-- PROBLEM STATEMENT --
Work through the data line by line, gathering every line that has the word "Temperature".

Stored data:
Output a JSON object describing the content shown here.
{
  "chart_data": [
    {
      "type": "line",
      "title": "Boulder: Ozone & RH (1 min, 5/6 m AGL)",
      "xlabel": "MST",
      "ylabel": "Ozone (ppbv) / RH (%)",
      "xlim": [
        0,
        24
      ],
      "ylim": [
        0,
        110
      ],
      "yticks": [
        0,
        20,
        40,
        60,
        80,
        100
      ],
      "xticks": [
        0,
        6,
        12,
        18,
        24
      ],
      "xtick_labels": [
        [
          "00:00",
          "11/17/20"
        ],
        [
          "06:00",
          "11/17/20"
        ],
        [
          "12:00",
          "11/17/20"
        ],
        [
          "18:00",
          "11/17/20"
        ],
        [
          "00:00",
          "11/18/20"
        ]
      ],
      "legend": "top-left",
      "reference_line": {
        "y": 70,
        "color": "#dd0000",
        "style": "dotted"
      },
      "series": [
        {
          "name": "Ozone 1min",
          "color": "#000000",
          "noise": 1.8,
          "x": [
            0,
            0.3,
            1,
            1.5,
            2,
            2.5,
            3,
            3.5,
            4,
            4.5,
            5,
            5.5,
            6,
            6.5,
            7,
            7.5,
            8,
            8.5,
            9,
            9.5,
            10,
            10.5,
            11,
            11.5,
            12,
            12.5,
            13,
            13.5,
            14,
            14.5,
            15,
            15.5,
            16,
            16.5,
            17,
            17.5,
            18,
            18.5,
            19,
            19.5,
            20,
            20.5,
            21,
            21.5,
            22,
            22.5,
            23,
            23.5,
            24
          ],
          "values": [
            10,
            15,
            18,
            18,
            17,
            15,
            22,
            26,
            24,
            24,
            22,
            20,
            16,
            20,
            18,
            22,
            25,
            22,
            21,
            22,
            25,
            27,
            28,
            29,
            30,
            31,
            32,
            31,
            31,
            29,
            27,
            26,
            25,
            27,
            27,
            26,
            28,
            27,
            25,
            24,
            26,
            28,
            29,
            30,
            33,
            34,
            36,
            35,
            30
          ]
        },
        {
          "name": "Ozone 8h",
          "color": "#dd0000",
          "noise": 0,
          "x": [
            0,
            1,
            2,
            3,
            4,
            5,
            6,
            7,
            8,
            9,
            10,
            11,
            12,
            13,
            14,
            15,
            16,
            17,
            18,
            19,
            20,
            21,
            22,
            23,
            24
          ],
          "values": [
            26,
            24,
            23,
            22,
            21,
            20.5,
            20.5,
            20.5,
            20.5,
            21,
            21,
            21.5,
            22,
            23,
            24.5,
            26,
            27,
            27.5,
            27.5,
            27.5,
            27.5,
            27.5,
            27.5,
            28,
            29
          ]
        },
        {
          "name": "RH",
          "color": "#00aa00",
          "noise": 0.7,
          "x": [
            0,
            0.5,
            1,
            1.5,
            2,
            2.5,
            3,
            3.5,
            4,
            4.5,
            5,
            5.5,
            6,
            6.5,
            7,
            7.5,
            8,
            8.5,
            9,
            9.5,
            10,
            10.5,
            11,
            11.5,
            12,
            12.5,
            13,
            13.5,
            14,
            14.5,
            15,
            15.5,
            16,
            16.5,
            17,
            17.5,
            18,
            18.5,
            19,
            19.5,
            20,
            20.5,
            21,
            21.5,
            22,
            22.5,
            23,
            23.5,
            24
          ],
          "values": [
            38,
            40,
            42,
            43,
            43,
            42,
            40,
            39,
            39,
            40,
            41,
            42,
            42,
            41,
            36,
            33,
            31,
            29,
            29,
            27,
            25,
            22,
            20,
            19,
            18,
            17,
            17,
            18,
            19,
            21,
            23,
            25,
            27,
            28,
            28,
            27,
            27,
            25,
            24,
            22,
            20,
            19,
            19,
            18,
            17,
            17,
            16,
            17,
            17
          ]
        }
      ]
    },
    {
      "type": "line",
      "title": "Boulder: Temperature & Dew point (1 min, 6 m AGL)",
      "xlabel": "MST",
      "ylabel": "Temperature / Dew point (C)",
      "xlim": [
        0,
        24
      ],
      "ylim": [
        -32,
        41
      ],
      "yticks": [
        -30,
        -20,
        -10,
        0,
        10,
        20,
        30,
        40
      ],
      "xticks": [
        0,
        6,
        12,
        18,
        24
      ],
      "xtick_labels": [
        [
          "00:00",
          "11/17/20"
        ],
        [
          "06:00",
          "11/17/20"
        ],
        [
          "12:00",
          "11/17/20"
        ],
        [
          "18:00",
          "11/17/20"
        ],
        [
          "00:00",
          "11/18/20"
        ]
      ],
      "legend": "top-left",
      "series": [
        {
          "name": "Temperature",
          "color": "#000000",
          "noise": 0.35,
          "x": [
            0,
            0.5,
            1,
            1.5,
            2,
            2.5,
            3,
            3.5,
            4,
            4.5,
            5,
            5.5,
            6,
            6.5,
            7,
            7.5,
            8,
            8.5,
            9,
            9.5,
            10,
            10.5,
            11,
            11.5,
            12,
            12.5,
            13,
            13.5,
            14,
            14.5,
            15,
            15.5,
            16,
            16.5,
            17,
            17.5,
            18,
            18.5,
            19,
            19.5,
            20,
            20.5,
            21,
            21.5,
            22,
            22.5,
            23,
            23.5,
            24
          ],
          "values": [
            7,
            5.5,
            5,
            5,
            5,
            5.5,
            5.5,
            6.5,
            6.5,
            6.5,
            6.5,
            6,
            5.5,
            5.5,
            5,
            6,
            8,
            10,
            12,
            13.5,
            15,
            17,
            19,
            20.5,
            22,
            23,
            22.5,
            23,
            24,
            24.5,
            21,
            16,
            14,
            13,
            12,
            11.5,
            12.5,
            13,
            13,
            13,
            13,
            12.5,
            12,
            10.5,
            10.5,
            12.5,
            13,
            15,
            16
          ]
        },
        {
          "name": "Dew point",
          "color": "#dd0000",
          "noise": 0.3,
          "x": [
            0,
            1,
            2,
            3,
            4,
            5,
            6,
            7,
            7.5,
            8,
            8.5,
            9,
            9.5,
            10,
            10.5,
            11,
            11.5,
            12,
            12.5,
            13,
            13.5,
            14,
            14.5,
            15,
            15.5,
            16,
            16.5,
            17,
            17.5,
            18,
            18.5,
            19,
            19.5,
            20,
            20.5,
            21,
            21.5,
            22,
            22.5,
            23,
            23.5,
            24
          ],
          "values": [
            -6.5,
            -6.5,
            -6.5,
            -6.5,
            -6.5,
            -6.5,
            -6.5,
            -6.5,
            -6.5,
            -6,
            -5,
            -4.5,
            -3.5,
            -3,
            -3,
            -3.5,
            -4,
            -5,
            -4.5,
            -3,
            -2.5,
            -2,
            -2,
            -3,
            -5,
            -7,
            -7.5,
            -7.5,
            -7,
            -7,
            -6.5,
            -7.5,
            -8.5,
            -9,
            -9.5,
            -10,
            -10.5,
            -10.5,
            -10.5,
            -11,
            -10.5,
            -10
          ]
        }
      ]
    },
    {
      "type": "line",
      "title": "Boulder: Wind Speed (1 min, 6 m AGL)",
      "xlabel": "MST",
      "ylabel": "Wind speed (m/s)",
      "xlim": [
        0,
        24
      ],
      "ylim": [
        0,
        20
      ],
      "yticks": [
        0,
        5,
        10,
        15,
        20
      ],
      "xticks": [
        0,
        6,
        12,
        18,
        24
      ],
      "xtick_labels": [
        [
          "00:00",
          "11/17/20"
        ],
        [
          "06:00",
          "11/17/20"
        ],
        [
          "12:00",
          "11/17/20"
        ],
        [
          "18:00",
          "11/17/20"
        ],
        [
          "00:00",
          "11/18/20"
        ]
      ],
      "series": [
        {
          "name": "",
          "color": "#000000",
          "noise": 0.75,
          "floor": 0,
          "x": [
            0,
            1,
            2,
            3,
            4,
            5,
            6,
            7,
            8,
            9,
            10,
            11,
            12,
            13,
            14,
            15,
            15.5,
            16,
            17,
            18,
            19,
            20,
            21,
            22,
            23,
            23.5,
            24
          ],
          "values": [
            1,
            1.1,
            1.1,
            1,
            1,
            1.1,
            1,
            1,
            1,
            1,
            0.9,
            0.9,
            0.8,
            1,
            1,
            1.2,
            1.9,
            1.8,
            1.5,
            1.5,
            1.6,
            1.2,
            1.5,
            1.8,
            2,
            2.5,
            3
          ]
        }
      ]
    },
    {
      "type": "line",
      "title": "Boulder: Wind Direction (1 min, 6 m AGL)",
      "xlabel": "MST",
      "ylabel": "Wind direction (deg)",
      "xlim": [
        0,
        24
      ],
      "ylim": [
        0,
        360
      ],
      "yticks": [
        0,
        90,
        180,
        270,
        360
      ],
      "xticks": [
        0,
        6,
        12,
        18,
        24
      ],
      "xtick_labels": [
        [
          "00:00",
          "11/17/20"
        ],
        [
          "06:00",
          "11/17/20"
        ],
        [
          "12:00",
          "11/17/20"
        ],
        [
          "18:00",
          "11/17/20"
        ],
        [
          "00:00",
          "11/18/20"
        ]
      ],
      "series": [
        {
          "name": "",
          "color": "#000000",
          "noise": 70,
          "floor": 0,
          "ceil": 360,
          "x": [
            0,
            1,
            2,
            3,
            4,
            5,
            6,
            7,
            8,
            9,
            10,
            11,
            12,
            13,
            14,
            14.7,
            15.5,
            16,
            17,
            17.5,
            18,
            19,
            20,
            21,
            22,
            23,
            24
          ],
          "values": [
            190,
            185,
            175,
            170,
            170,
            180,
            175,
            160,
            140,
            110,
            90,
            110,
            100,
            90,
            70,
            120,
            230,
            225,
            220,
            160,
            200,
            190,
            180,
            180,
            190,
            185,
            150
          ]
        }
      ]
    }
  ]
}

-- SOLUTION TO THIS EXERCISE --
      "title": "Boulder: Temperature & Dew point (1 min, 6 m AGL)",
      "ylabel": "Temperature / Dew point (C)",
          "name": "Temperature",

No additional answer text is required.